Exercise » Copy out every line that contains the word "mail".

Extracted entries »
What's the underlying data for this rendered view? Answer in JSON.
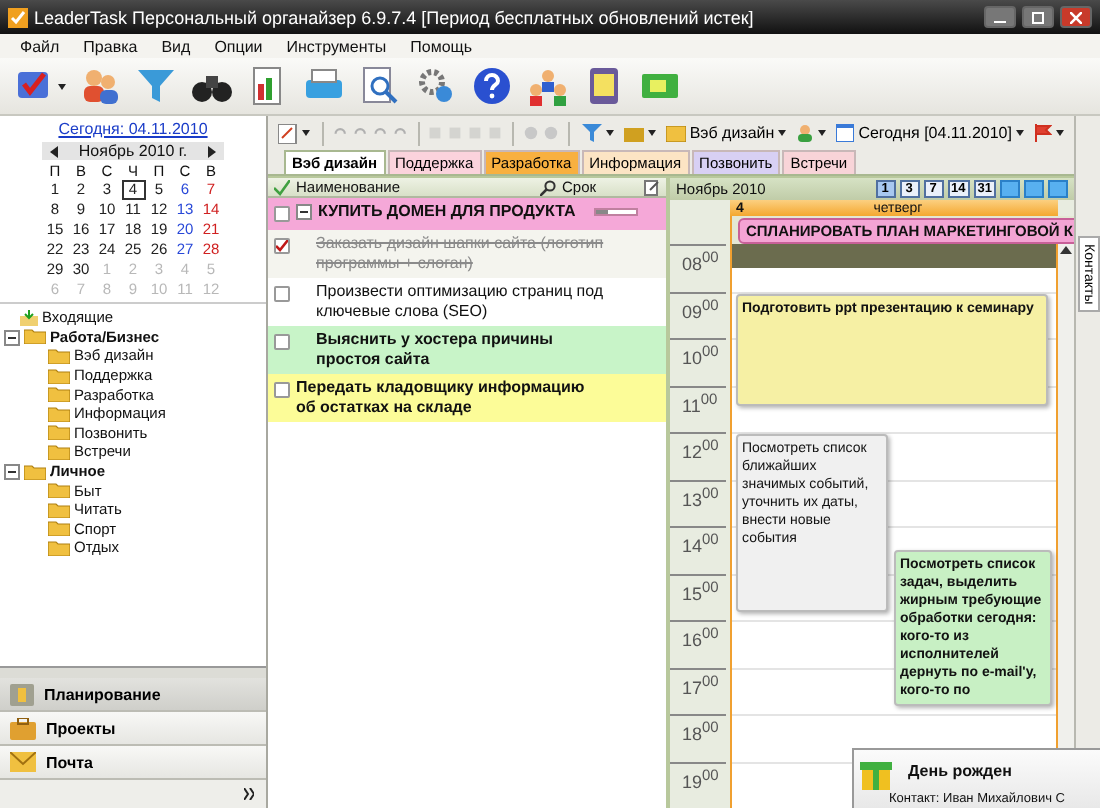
{
  "window": {
    "title": "LeaderTask Персональный органайзер 6.9.7.4 [Период бесплатных обновлений истек]"
  },
  "menu": [
    "Файл",
    "Правка",
    "Вид",
    "Опции",
    "Инструменты",
    "Помощь"
  ],
  "calendar": {
    "today_link": "Сегодня: 04.11.2010",
    "month": "Ноябрь 2010 г.",
    "weekdays": [
      "П",
      "В",
      "С",
      "Ч",
      "П",
      "С",
      "В"
    ],
    "weeks": [
      [
        {
          "label": "1",
          "muted": false,
          "selected": false
        },
        {
          "label": "2",
          "muted": false,
          "selected": false
        },
        {
          "label": "3",
          "muted": false,
          "selected": false
        },
        {
          "label": "4",
          "muted": false,
          "selected": true
        },
        {
          "label": "5",
          "muted": false,
          "selected": false
        },
        {
          "label": "6",
          "muted": false,
          "selected": false
        },
        {
          "label": "7",
          "muted": false,
          "selected": false
        }
      ],
      [
        {
          "label": "8",
          "muted": false,
          "selected": false
        },
        {
          "label": "9",
          "muted": false,
          "selected": false
        },
        {
          "label": "10",
          "muted": false,
          "selected": false
        },
        {
          "label": "11",
          "muted": false,
          "selected": false
        },
        {
          "label": "12",
          "muted": false,
          "selected": false
        },
        {
          "label": "13",
          "muted": false,
          "selected": false
        },
        {
          "label": "14",
          "muted": false,
          "selected": false
        }
      ],
      [
        {
          "label": "15",
          "muted": false,
          "selected": false
        },
        {
          "label": "16",
          "muted": false,
          "selected": false
        },
        {
          "label": "17",
          "muted": false,
          "selected": false
        },
        {
          "label": "18",
          "muted": false,
          "selected": false
        },
        {
          "label": "19",
          "muted": false,
          "selected": false
        },
        {
          "label": "20",
          "muted": false,
          "selected": false
        },
        {
          "label": "21",
          "muted": false,
          "selected": false
        }
      ],
      [
        {
          "label": "22",
          "muted": false,
          "selected": false
        },
        {
          "label": "23",
          "muted": false,
          "selected": false
        },
        {
          "label": "24",
          "muted": false,
          "selected": false
        },
        {
          "label": "25",
          "muted": false,
          "selected": false
        },
        {
          "label": "26",
          "muted": false,
          "selected": false
        },
        {
          "label": "27",
          "muted": false,
          "selected": false
        },
        {
          "label": "28",
          "muted": false,
          "selected": false
        }
      ],
      [
        {
          "label": "29",
          "muted": false,
          "selected": false
        },
        {
          "label": "30",
          "muted": false,
          "selected": false
        },
        {
          "label": "1",
          "muted": true,
          "selected": false
        },
        {
          "label": "2",
          "muted": true,
          "selected": false
        },
        {
          "label": "3",
          "muted": true,
          "selected": false
        },
        {
          "label": "4",
          "muted": true,
          "selected": false
        },
        {
          "label": "5",
          "muted": true,
          "selected": false
        }
      ],
      [
        {
          "label": "6",
          "muted": true,
          "selected": false
        },
        {
          "label": "7",
          "muted": true,
          "selected": false
        },
        {
          "label": "8",
          "muted": true,
          "selected": false
        },
        {
          "label": "9",
          "muted": true,
          "selected": false
        },
        {
          "label": "10",
          "muted": true,
          "selected": false
        },
        {
          "label": "11",
          "muted": true,
          "selected": false
        },
        {
          "label": "12",
          "muted": true,
          "selected": false
        }
      ]
    ]
  },
  "tree": [
    {
      "label": "Входящие",
      "kind": "inbox"
    },
    {
      "label": "Работа/Бизнес",
      "kind": "group",
      "expanded": true,
      "children": [
        {
          "label": "Вэб дизайн"
        },
        {
          "label": "Поддержка"
        },
        {
          "label": "Разработка"
        },
        {
          "label": "Информация"
        },
        {
          "label": "Позвонить"
        },
        {
          "label": "Встречи"
        }
      ]
    },
    {
      "label": "Личное",
      "kind": "group",
      "expanded": true,
      "children": [
        {
          "label": "Быт"
        },
        {
          "label": "Читать"
        },
        {
          "label": "Спорт"
        },
        {
          "label": "Отдых"
        }
      ]
    }
  ],
  "nav": [
    {
      "label": "Планирование",
      "kind": "planning",
      "selected": true
    },
    {
      "label": "Проекты",
      "kind": "projects",
      "selected": false
    },
    {
      "label": "Почта",
      "kind": "mail",
      "selected": false
    }
  ],
  "subtoolbar": {
    "category": "Вэб дизайн",
    "date": "Сегодня [04.11.2010]"
  },
  "tabs": [
    {
      "label": "Вэб дизайн",
      "selected": true,
      "color": "#ffffff"
    },
    {
      "label": "Поддержка",
      "selected": false,
      "color": "#fbd3dc"
    },
    {
      "label": "Разработка",
      "selected": false,
      "color": "#f8b040"
    },
    {
      "label": "Информация",
      "selected": false,
      "color": "#fce4c4"
    },
    {
      "label": "Позвонить",
      "selected": false,
      "color": "#d8d0f4"
    },
    {
      "label": "Встречи",
      "selected": false,
      "color": "#f8d4d8"
    }
  ],
  "task_list": {
    "columns": [
      "Наименование",
      "Срок"
    ],
    "rows": [
      {
        "kind": "group",
        "title": "КУПИТЬ ДОМЕН ДЛЯ ПРОДУКТА",
        "checked": false,
        "expanded": true,
        "bold": true,
        "color": "#f5a8d8",
        "level": 0.3,
        "children": [
          {
            "kind": "task",
            "title": "Заказать дизайн шапки сайта (логотип программы + слоган)",
            "checked": true,
            "bold": false,
            "color": "#f4f4ee"
          },
          {
            "kind": "task",
            "title": "Произвести оптимизацию страниц под ключевые слова (SEO)",
            "checked": false,
            "bold": false,
            "color": "#ffffff"
          },
          {
            "kind": "task",
            "title": "Выяснить у хостера причины простоя сайта",
            "checked": false,
            "bold": true,
            "color": "#c8f4c8"
          }
        ]
      },
      {
        "kind": "task",
        "title": "Передать кладовщику информацию об остатках на складе",
        "checked": false,
        "bold": true,
        "color": "#fcfc98"
      }
    ]
  },
  "day_view": {
    "month": "Ноябрь 2010",
    "spans": [
      {
        "label": "1",
        "selected": true
      },
      {
        "label": "3",
        "selected": false
      },
      {
        "label": "7",
        "selected": false
      },
      {
        "label": "14",
        "selected": false
      },
      {
        "label": "31",
        "selected": false
      }
    ],
    "day_number": "4",
    "weekday": "четверг",
    "all_day": [
      {
        "title": "СПЛАНИРОВАТЬ ПЛАН МАРКЕТИНГОВОЙ К",
        "color": "#f4a4d4"
      }
    ],
    "hours": [
      {
        "label": "08$^{00}$",
        "events": [
          {
            "kind": "busy",
            "color": "#6b6c4e"
          }
        ]
      },
      {
        "label": "09$^{00}$",
        "events": [
          {
            "kind": "wide",
            "title": "Подготовить ppt презентацию к семинару",
            "bold": true,
            "color": "#f6f0a4"
          }
        ]
      },
      {
        "label": "10$^{00}$"
      },
      {
        "label": "11$^{00}$"
      },
      {
        "label": "12$^{00}$",
        "events": [
          {
            "kind": "left",
            "title": "Посмотреть список ближайших значимых событий, уточнить их даты, внести новые события",
            "bold": false,
            "color": "#f0f0f0"
          }
        ]
      },
      {
        "label": "13$^{00}$"
      },
      {
        "label": "14$^{00}$",
        "events": [
          {
            "kind": "right",
            "title": "Посмотреть список задач, выделить жирным требующие обработки сегодня: кого-то из исполнителей дернуть по e-mail'у, кого-то по",
            "bold": true,
            "color": "#c8f0c4"
          }
        ]
      },
      {
        "label": "15$^{00}$"
      },
      {
        "label": "16$^{00}$"
      },
      {
        "label": "17$^{00}$"
      },
      {
        "label": "18$^{00}$"
      },
      {
        "label": "19$^{00}$"
      }
    ]
  },
  "side_tab": "Контакты",
  "reminder": {
    "title": "День рожден",
    "contact": "Контакт: Иван Михайлович С"
  }
}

Answer below »
      "kind": "mail",
            "title": "Посмотреть список задач, выделить жирным требующие обработки сегодня: кого-то из исполнителей дернуть по e-mail'у, кого-то по",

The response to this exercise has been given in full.